For the entries below, how many lines include the word "name"? Give the figure and nothing more.

── RECORD LIST

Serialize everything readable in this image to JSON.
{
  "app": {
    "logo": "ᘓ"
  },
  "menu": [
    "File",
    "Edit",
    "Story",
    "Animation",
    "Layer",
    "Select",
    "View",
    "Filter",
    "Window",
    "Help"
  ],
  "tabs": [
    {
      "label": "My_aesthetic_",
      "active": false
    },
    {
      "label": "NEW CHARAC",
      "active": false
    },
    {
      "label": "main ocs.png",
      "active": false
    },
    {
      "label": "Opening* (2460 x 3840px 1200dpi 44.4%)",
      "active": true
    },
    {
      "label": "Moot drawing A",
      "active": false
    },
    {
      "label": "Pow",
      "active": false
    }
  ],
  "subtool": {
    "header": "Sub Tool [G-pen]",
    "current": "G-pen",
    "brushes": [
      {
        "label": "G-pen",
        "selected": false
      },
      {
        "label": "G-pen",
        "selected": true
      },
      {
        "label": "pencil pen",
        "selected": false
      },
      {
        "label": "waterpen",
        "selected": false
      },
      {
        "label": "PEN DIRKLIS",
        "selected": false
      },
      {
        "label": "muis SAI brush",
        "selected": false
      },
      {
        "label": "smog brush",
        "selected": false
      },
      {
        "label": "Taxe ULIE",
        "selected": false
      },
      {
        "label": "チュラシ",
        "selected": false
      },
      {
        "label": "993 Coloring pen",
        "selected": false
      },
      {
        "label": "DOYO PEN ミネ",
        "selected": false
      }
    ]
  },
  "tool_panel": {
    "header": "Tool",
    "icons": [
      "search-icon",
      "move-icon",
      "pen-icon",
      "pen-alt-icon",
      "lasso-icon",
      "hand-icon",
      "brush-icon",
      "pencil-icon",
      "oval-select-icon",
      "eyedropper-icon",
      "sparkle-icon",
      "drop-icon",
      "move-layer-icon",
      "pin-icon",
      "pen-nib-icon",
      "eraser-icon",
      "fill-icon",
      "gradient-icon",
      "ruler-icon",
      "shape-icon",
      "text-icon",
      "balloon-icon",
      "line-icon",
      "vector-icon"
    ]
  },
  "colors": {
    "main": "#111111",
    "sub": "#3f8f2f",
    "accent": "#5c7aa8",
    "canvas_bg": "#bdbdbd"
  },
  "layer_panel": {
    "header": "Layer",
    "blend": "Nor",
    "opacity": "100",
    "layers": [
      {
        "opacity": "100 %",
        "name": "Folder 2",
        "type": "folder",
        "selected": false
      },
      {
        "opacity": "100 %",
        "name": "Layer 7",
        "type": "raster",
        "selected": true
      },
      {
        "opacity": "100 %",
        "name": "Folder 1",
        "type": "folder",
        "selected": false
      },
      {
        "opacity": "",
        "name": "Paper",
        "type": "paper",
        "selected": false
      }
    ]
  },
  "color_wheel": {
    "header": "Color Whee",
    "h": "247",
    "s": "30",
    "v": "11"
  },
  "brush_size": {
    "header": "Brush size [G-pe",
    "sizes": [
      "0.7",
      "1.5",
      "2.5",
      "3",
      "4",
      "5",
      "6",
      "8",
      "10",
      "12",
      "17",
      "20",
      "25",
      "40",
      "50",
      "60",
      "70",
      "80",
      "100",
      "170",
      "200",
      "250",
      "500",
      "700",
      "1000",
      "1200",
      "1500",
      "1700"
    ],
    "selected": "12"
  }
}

────

EXPECTED OUTPUT —
4